Task brief:
Would you output the lines from the one with "Transcribe the text in this document." through the last line of the material below, exactly, but without pictures?
* Begin Extracted records *
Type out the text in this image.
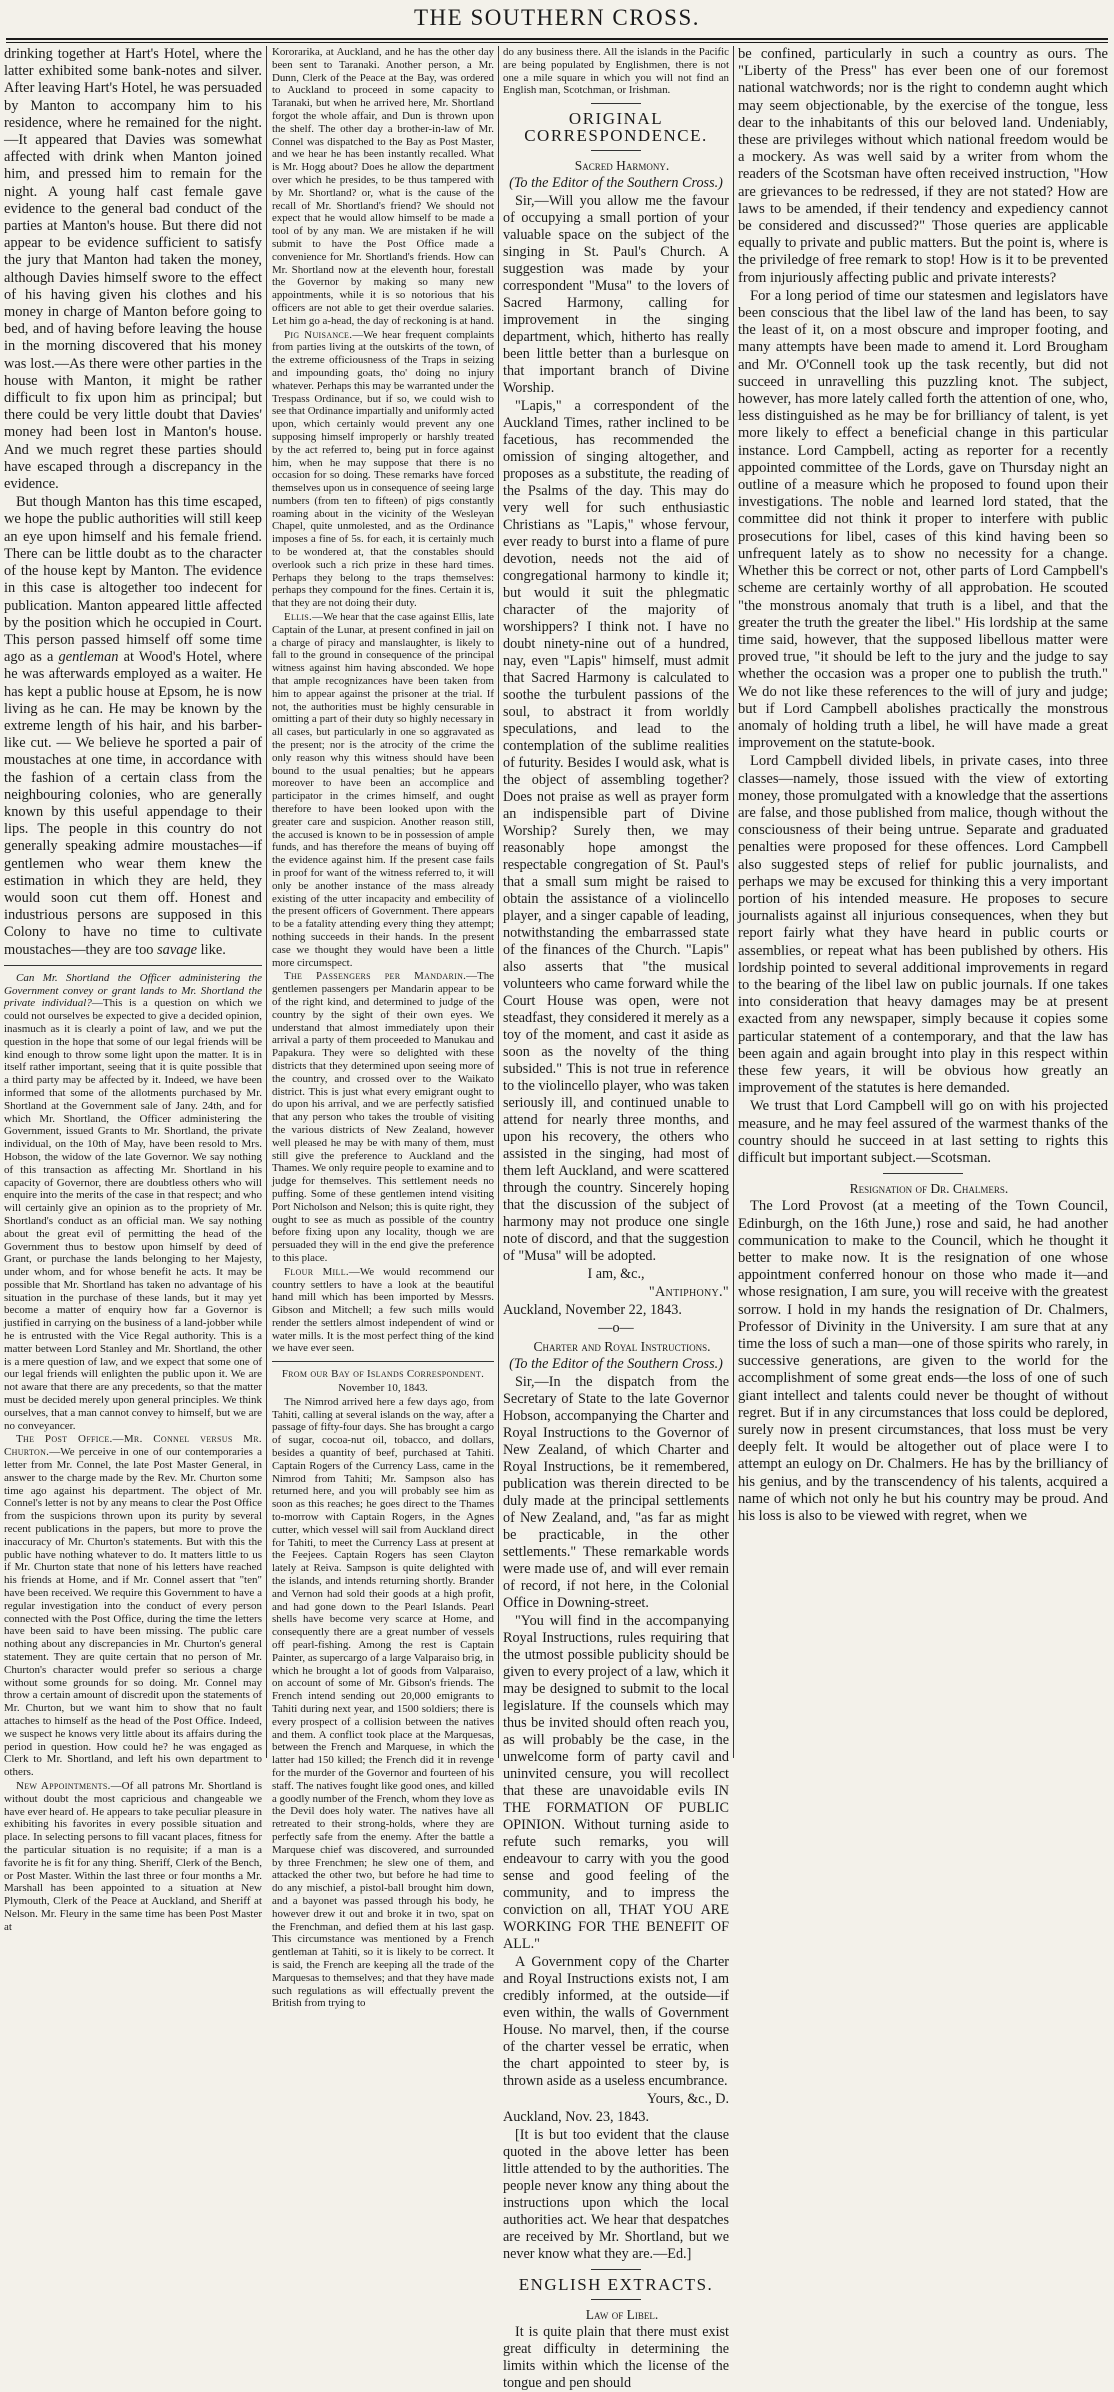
THE SOUTHERN CROSS.

drinking together at Hart's Hotel, where the latter exhibited some bank-notes and silver. After leaving Hart's Hotel, he was persuaded by Manton to accompany him to his residence, where he remained for the night.—It appeared that Davies was somewhat affected with drink when Manton joined him, and pressed him to remain for the night. A young half cast female gave evidence to the general bad conduct of the parties at Manton's house. But there did not appear to be evidence sufficient to satisfy the jury that Manton had taken the money, although Davies himself swore to the effect of his having given his clothes and his money in charge of Manton before going to bed, and of having before leaving the house in the morning discovered that his money was lost.—As there were other parties in the house with Manton, it might be rather difficult to fix upon him as principal; but there could be very little doubt that Davies' money had been lost in Manton's house. And we much regret these parties should have escaped through a discrepancy in the evidence.

But though Manton has this time escaped, we hope the public authorities will still keep an eye upon himself and his female friend. There can be little doubt as to the character of the house kept by Manton. The evidence in this case is altogether too indecent for publication. Manton appeared little affected by the position which he occupied in Court. This person passed himself off some time ago as a gentleman at Wood's Hotel, where he was afterwards employed as a waiter. He has kept a public house at Epsom, he is now living as he can. He may be known by the extreme length of his hair, and his barber-like cut. — We believe he sported a pair of moustaches at one time, in accordance with the fashion of a certain class from the neighbouring colonies, who are generally known by this useful appendage to their lips. The people in this country do not generally speaking admire moustaches—if gentlemen who wear them knew the estimation in which they are held, they would soon cut them off. Honest and industrious persons are supposed in this Colony to have no time to cultivate moustaches—they are too savage like.

Can Mr. Shortland the Officer administering the Government convey or grant lands to Mr. Shortland the private individual?—This is a question on which we could not ourselves be expected to give a decided opinion, inasmuch as it is clearly a point of law, and we put the question in the hope that some of our legal friends will be kind enough to throw some light upon the matter. It is in itself rather important, seeing that it is quite possible that a third party may be affected by it. Indeed, we have been informed that some of the allotments purchased by Mr. Shortland at the Government sale of Jany. 24th, and for which Mr. Shortland, the Officer administering the Government, issued Grants to Mr. Shortland, the private individual, on the 10th of May, have been resold to Mrs. Hobson, the widow of the late Governor. We say nothing of this transaction as affecting Mr. Shortland in his capacity of Governor, there are doubtless others who will enquire into the merits of the case in that respect; and who will certainly give an opinion as to the propriety of Mr. Shortland's conduct as an official man. We say nothing about the great evil of permitting the head of the Government thus to bestow upon himself by deed of Grant, or purchase the lands belonging to her Majesty, under whom, and for whose benefit he acts. It may be possible that Mr. Shortland has taken no advantage of his situation in the purchase of these lands, but it may yet become a matter of enquiry how far a Governor is justified in carrying on the business of a land-jobber while he is entrusted with the Vice Regal authority. This is a matter between Lord Stanley and Mr. Shortland, the other is a mere question of law, and we expect that some one of our legal friends will enlighten the public upon it. We are not aware that there are any precedents, so that the matter must be decided merely upon general principles. We think ourselves, that a man cannot convey to himself, but we are no conveyancer.

The Post Office.—Mr. Connel versus Mr. Churton.—We perceive in one of our contemporaries a letter from Mr. Connel, the late Post Master General, in answer to the charge made by the Rev. Mr. Churton some time ago against his department. The object of Mr. Connel's letter is not by any means to clear the Post Office from the suspicions thrown upon its purity by several recent publications in the papers, but more to prove the inaccuracy of Mr. Churton's statements. But with this the public have nothing whatever to do. It matters little to us if Mr. Churton state that none of his letters have reached his friends at Home, and if Mr. Connel assert that "ten" have been received. We require this Government to have a regular investigation into the conduct of every person connected with the Post Office, during the time the letters have been said to have been missing. The public care nothing about any discrepancies in Mr. Churton's general statement. They are quite certain that no person of Mr. Churton's character would prefer so serious a charge without some grounds for so doing. Mr. Connel may throw a certain amount of discredit upon the statements of Mr. Churton, but we want him to show that no fault attaches to himself as the head of the Post Office. Indeed, we suspect he knows very little about its affairs during the period in question. How could he? he was engaged as Clerk to Mr. Shortland, and left his own department to others.

New Appointments.—Of all patrons Mr. Shortland is without doubt the most capricious and changeable we have ever heard of. He appears to take peculiar pleasure in exhibiting his favorites in every possible situation and place. In selecting persons to fill vacant places, fitness for the particular situation is no requisite; if a man is a favorite he is fit for any thing. Sheriff, Clerk of the Bench, or Post Master. Within the last three or four months a Mr. Marshall has been appointed to a situation at New Plymouth, Clerk of the Peace at Auckland, and Sheriff at Nelson. Mr. Fleury in the same time has been Post Master at

Kororarika, at Auckland, and he has the other day been sent to Taranaki. Another person, a Mr. Dunn, Clerk of the Peace at the Bay, was ordered to Auckland to proceed in some capacity to Taranaki, but when he arrived here, Mr. Shortland forgot the whole affair, and Dun is thrown upon the shelf. The other day a brother-in-law of Mr. Connel was dispatched to the Bay as Post Master, and we hear he has been instantly recalled. What is Mr. Hogg about? Does he allow the department over which he presides, to be thus tampered with by Mr. Shortland? or, what is the cause of the recall of Mr. Shortland's friend? We should not expect that he would allow himself to be made a tool of by any man. We are mistaken if he will submit to have the Post Office made a convenience for Mr. Shortland's friends. How can Mr. Shortland now at the eleventh hour, forestall the Governor by making so many new appointments, while it is so notorious that his officers are not able to get their overdue salaries. Let him go a-head, the day of reckoning is at hand.

Pig Nuisance.—We hear frequent complaints from parties living at the outskirts of the town, of the extreme officiousness of the Traps in seizing and impounding goats, tho' doing no injury whatever. Perhaps this may be warranted under the Trespass Ordinance, but if so, we could wish to see that Ordinance impartially and uniformly acted upon, which certainly would prevent any one supposing himself improperly or harshly treated by the act referred to, being put in force against him, when he may suppose that there is no occasion for so doing. These remarks have forced themselves upon us in consequence of seeing large numbers (from ten to fifteen) of pigs constantly roaming about in the vicinity of the Wesleyan Chapel, quite unmolested, and as the Ordinance imposes a fine of 5s. for each, it is certainly much to be wondered at, that the constables should overlook such a rich prize in these hard times. Perhaps they belong to the traps themselves: perhaps they compound for the fines. Certain it is, that they are not doing their duty.

Ellis.—We hear that the case against Ellis, late Captain of the Lunar, at present confined in jail on a charge of piracy and manslaughter, is likely to fall to the ground in consequence of the principal witness against him having absconded. We hope that ample recognizances have been taken from him to appear against the prisoner at the trial. If not, the authorities must be highly censurable in omitting a part of their duty so highly necessary in all cases, but particularly in one so aggravated as the present; nor is the atrocity of the crime the only reason why this witness should have been bound to the usual penalties; but he appears moreover to have been an accomplice and participator in the crimes himself, and ought therefore to have been looked upon with the greater care and suspicion. Another reason still, the accused is known to be in possession of ample funds, and has therefore the means of buying off the evidence against him. If the present case fails in proof for want of the witness referred to, it will only be another instance of the mass already existing of the utter incapacity and embecility of the present officers of Government. There appears to be a fatality attending every thing they attempt; nothing succeeds in their hands. In the present case we thought they would have been a little more circumspect.

The Passengers per Mandarin.—The gentlemen passengers per Mandarin appear to be of the right kind, and determined to judge of the country by the sight of their own eyes. We understand that almost immediately upon their arrival a party of them proceeded to Manukau and Papakura. They were so delighted with these districts that they determined upon seeing more of the country, and crossed over to the Waikato district. This is just what every emigrant ought to do upon his arrival, and we are perfectly satisfied that any person who takes the trouble of visiting the various districts of New Zealand, however well pleased he may be with many of them, must still give the preference to Auckland and the Thames. We only require people to examine and to judge for themselves. This settlement needs no puffing. Some of these gentlemen intend visiting Port Nicholson and Nelson; this is quite right, they ought to see as much as possible of the country before fixing upon any locality, though we are persuaded they will in the end give the preference to this place.

Flour Mill.—We would recommend our country settlers to have a look at the beautiful hand mill which has been imported by Messrs. Gibson and Mitchell; a few such mills would render the settlers almost independent of wind or water mills. It is the most perfect thing of the kind we have ever seen.

From our Bay of Islands Correspondent.

November 10, 1843.

The Nimrod arrived here a few days ago, from Tahiti, calling at several islands on the way, after a passage of fifty-four days. She has brought a cargo of sugar, cocoa-nut oil, tobacco, and dollars, besides a quantity of beef, purchased at Tahiti. Captain Rogers of the Currency Lass, came in the Nimrod from Tahiti; Mr. Sampson also has returned here, and you will probably see him as soon as this reaches; he goes direct to the Thames to-morrow with Captain Rogers, in the Agnes cutter, which vessel will sail from Auckland direct for Tahiti, to meet the Currency Lass at present at the Feejees. Captain Rogers has seen Clayton lately at Reiva. Sampson is quite delighted with the islands, and intends returning shortly. Brander and Vernon had sold their goods at a high profit, and had gone down to the Pearl Islands. Pearl shells have become very scarce at Home, and consequently there are a great number of vessels off pearl-fishing. Among the rest is Captain Painter, as supercargo of a large Valparaiso brig, in which he brought a lot of goods from Valparaiso, on account of some of Mr. Gibson's friends. The French intend sending out 20,000 emigrants to Tahiti during next year, and 1500 soldiers; there is every prospect of a collision between the natives and them. A conflict took place at the Marquesas, between the French and Marquese, in which the latter had 150 killed; the French did it in revenge for the murder of the Governor and fourteen of his staff. The natives fought like good ones, and killed a goodly number of the French, whom they love as the Devil does holy water. The natives have all retreated to their strong-holds, where they are perfectly safe from the enemy. After the battle a Marquese chief was discovered, and surrounded by three Frenchmen; he slew one of them, and attacked the other two, but before he had time to do any mischief, a pistol-ball brought him down, and a bayonet was passed through his body, he however drew it out and broke it in two, spat on the Frenchman, and defied them at his last gasp. This circumstance was mentioned by a French gentleman at Tahiti, so it is likely to be correct. It is said, the French are keeping all the trade of the Marquesas to themselves; and that they have made such regulations as will effectually prevent the British from trying to

do any business there. All the islands in the Pacific are being populated by Englishmen, there is not one a mile square in which you will not find an English man, Scotchman, or Irishman.

ORIGINAL CORRESPONDENCE.

Sacred Harmony.

(To the Editor of the Southern Cross.)

Sir,—Will you allow me the favour of occupying a small portion of your valuable space on the subject of the singing in St. Paul's Church. A suggestion was made by your correspondent "Musa" to the lovers of Sacred Harmony, calling for improvement in the singing department, which, hitherto has really been little better than a burlesque on that important branch of Divine Worship.

"Lapis," a correspondent of the Auckland Times, rather inclined to be facetious, has recommended the omission of singing altogether, and proposes as a substitute, the reading of the Psalms of the day. This may do very well for such enthusiastic Christians as "Lapis," whose fervour, ever ready to burst into a flame of pure devotion, needs not the aid of congregational harmony to kindle it; but would it suit the phlegmatic character of the majority of worshippers? I think not. I have no doubt ninety-nine out of a hundred, nay, even "Lapis" himself, must admit that Sacred Harmony is calculated to soothe the turbulent passions of the soul, to abstract it from worldly speculations, and lead to the contemplation of the sublime realities of futurity. Besides I would ask, what is the object of assembling together? Does not praise as well as prayer form an indispensible part of Divine Worship? Surely then, we may reasonably hope amongst the respectable congregation of St. Paul's that a small sum might be raised to obtain the assistance of a violincello player, and a singer capable of leading, notwithstanding the embarrassed state of the finances of the Church. "Lapis" also asserts that "the musical volunteers who came forward while the Court House was open, were not steadfast, they considered it merely as a toy of the moment, and cast it aside as soon as the novelty of the thing subsided." This is not true in reference to the violincello player, who was taken seriously ill, and continued unable to attend for nearly three months, and upon his recovery, the others who assisted in the singing, had most of them left Auckland, and were scattered through the country. Sincerely hoping that the discussion of the subject of harmony may not produce one single note of discord, and that the suggestion of "Musa" will be adopted.

I am, &c.,

"Antiphony."

Auckland, November 22, 1843.

—o—

Charter and Royal Instructions.

(To the Editor of the Southern Cross.)

Sir,—In the dispatch from the Secretary of State to the late Governor Hobson, accompanying the Charter and Royal Instructions to the Governor of New Zealand, of which Charter and Royal Instructions, be it remembered, publication was therein directed to be duly made at the principal settlements of New Zealand, and, "as far as might be practicable, in the other settlements." These remarkable words were made use of, and will ever remain of record, if not here, in the Colonial Office in Downing-street.

"You will find in the accompanying Royal Instructions, rules requiring that the utmost possible publicity should be given to every project of a law, which it may be designed to submit to the local legislature. If the counsels which may thus be invited should often reach you, as will probably be the case, in the unwelcome form of party cavil and uninvited censure, you will recollect that these are unavoidable evils IN THE FORMATION OF PUBLIC OPINION. Without turning aside to refute such remarks, you will endeavour to carry with you the good sense and good feeling of the community, and to impress the conviction on all, THAT YOU ARE WORKING FOR THE BENEFIT OF ALL."

A Government copy of the Charter and Royal Instructions exists not, I am credibly informed, at the outside—if even within, the walls of Government House. No marvel, then, if the course of the charter vessel be erratic, when the chart appointed to steer by, is thrown aside as a useless encumbrance.

Yours, &c., D.

Auckland, Nov. 23, 1843.

[It is but too evident that the clause quoted in the above letter has been little attended to by the authorities. The people never know any thing about the instructions upon which the local authorities act. We hear that despatches are received by Mr. Shortland, but we never know what they are.—Ed.]

ENGLISH EXTRACTS.

Law of Libel.

It is quite plain that there must exist great difficulty in determining the limits within which the license of the tongue and pen should

be confined, particularly in such a country as ours. The "Liberty of the Press" has ever been one of our foremost national watchwords; nor is the right to condemn aught which may seem objectionable, by the exercise of the tongue, less dear to the inhabitants of this our beloved land. Undeniably, these are privileges without which national freedom would be a mockery. As was well said by a writer from whom the readers of the Scotsman have often received instruction, "How are grievances to be redressed, if they are not stated? How are laws to be amended, if their tendency and expediency cannot be considered and discussed?" Those queries are applicable equally to private and public matters. But the point is, where is the priviledge of free remark to stop! How is it to be prevented from injuriously affecting public and private interests?

For a long period of time our statesmen and legislators have been conscious that the libel law of the land has been, to say the least of it, on a most obscure and improper footing, and many attempts have been made to amend it. Lord Brougham and Mr. O'Connell took up the task recently, but did not succeed in unravelling this puzzling knot. The subject, however, has more lately called forth the attention of one, who, less distinguished as he may be for brilliancy of talent, is yet more likely to effect a beneficial change in this particular instance. Lord Campbell, acting as reporter for a recently appointed committee of the Lords, gave on Thursday night an outline of a measure which he proposed to found upon their investigations. The noble and learned lord stated, that the committee did not think it proper to interfere with public prosecutions for libel, cases of this kind having been so unfrequent lately as to show no necessity for a change. Whether this be correct or not, other parts of Lord Campbell's scheme are certainly worthy of all approbation. He scouted "the monstrous anomaly that truth is a libel, and that the greater the truth the greater the libel." His lordship at the same time said, however, that the supposed libellous matter were proved true, "it should be left to the jury and the judge to say whether the occasion was a proper one to publish the truth." We do not like these references to the will of jury and judge; but if Lord Campbell abolishes practically the monstrous anomaly of holding truth a libel, he will have made a great improvement on the statute-book.

Lord Campbell divided libels, in private cases, into three classes—namely, those issued with the view of extorting money, those promulgated with a knowledge that the assertions are false, and those published from malice, though without the consciousness of their being untrue. Separate and graduated penalties were proposed for these offences. Lord Campbell also suggested steps of relief for public journalists, and perhaps we may be excused for thinking this a very important portion of his intended measure. He proposes to secure journalists against all injurious consequences, when they but report fairly what they have heard in public courts or assemblies, or repeat what has been published by others. His lordship pointed to several additional improvements in regard to the bearing of the libel law on public journals. If one takes into consideration that heavy damages may be at present exacted from any newspaper, simply because it copies some particular statement of a contemporary, and that the law has been again and again brought into play in this respect within these few years, it will be obvious how greatly an improvement of the statutes is here demanded.

We trust that Lord Campbell will go on with his projected measure, and he may feel assured of the warmest thanks of the country should he succeed in at last setting to rights this difficult but important subject.—Scotsman.

Resignation of Dr. Chalmers.

The Lord Provost (at a meeting of the Town Council, Edinburgh, on the 16th June,) rose and said, he had another communication to make to the Council, which he thought it better to make now. It is the resignation of one whose appointment conferred honour on those who made it—and whose resignation, I am sure, you will receive with the greatest sorrow. I hold in my hands the resignation of Dr. Chalmers, Professor of Divinity in the University. I am sure that at any time the loss of such a man—one of those spirits who rarely, in successive generations, are given to the world for the accomplishment of some great ends—the loss of one of such giant intellect and talents could never be thought of without regret. But if in any circumstances that loss could be deplored, surely now in present circumstances, that loss must be very deeply felt. It would be altogether out of place were I to attempt an eulogy on Dr. Chalmers. He has by the brilliancy of his genius, and by the transcendency of his talents, acquired a name of which not only he but his country may be proud. And his loss is also to be viewed with regret, when we
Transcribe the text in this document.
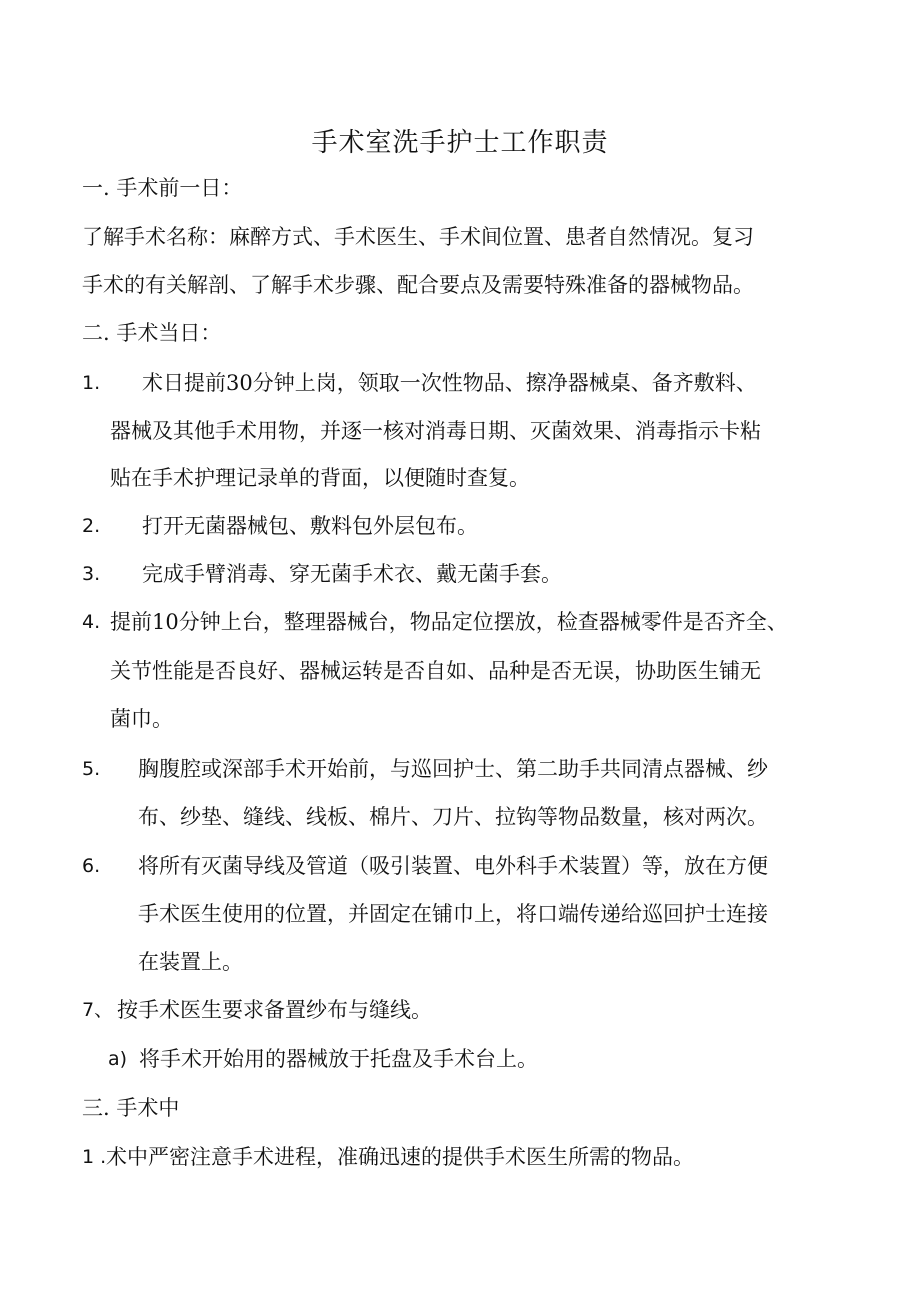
手术室洗手护士工作职责
一. 手术前一日：
了解手术名称：麻醉方式、手术医生、手术间位置、患者自然情况。复习
手术的有关解剖、了解手术步骤、配合要点及需要特殊准备的器械物品。
二. 手术当日：
1. 术日提前30分钟上岗，领取一次性物品、擦净器械桌、备齐敷料、
器械及其他手术用物，并逐一核对消毒日期、灭菌效果、消毒指示卡粘
贴在手术护理记录单的背面，以便随时查复。
2. 打开无菌器械包、敷料包外层包布。
3. 完成手臂消毒、穿无菌手术衣、戴无菌手套。
4. 提前10分钟上台，整理器械台，物品定位摆放，检查器械零件是否齐全、
关节性能是否良好、器械运转是否自如、品种是否无误，协助医生铺无
菌巾。
5. 胸腹腔或深部手术开始前，与巡回护士、第二助手共同清点器械、纱
布、纱垫、缝线、线板、棉片、刀片、拉钩等物品数量，核对两次。
6. 将所有灭菌导线及管道（吸引装置、电外科手术装置）等，放在方便
手术医生使用的位置，并固定在铺巾上，将口端传递给巡回护士连接
在装置上。
7、 按手术医生要求备置纱布与缝线。
a) 将手术开始用的器械放于托盘及手术台上。
三. 手术中
1 . 术中严密注意手术进程，准确迅速的提供手术医生所需的物品。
* End Extracted records *
The completed task:
Transcribe the text in this document.
手术室洗手护士工作职责
一. 手术前一日：
了解手术名称：麻醉方式、手术医生、手术间位置、患者自然情况。复习
手术的有关解剖、了解手术步骤、配合要点及需要特殊准备的器械物品。
二. 手术当日：
1. 术日提前30分钟上岗，领取一次性物品、擦净器械桌、备齐敷料、
器械及其他手术用物，并逐一核对消毒日期、灭菌效果、消毒指示卡粘
贴在手术护理记录单的背面，以便随时查复。
2. 打开无菌器械包、敷料包外层包布。
3. 完成手臂消毒、穿无菌手术衣、戴无菌手套。
4. 提前10分钟上台，整理器械台，物品定位摆放，检查器械零件是否齐全、
关节性能是否良好、器械运转是否自如、品种是否无误，协助医生铺无
菌巾。
5. 胸腹腔或深部手术开始前，与巡回护士、第二助手共同清点器械、纱
布、纱垫、缝线、线板、棉片、刀片、拉钩等物品数量，核对两次。
6. 将所有灭菌导线及管道（吸引装置、电外科手术装置）等，放在方便
手术医生使用的位置，并固定在铺巾上，将口端传递给巡回护士连接
在装置上。
7、 按手术医生要求备置纱布与缝线。
a) 将手术开始用的器械放于托盘及手术台上。
三. 手术中
1 . 术中严密注意手术进程，准确迅速的提供手术医生所需的物品。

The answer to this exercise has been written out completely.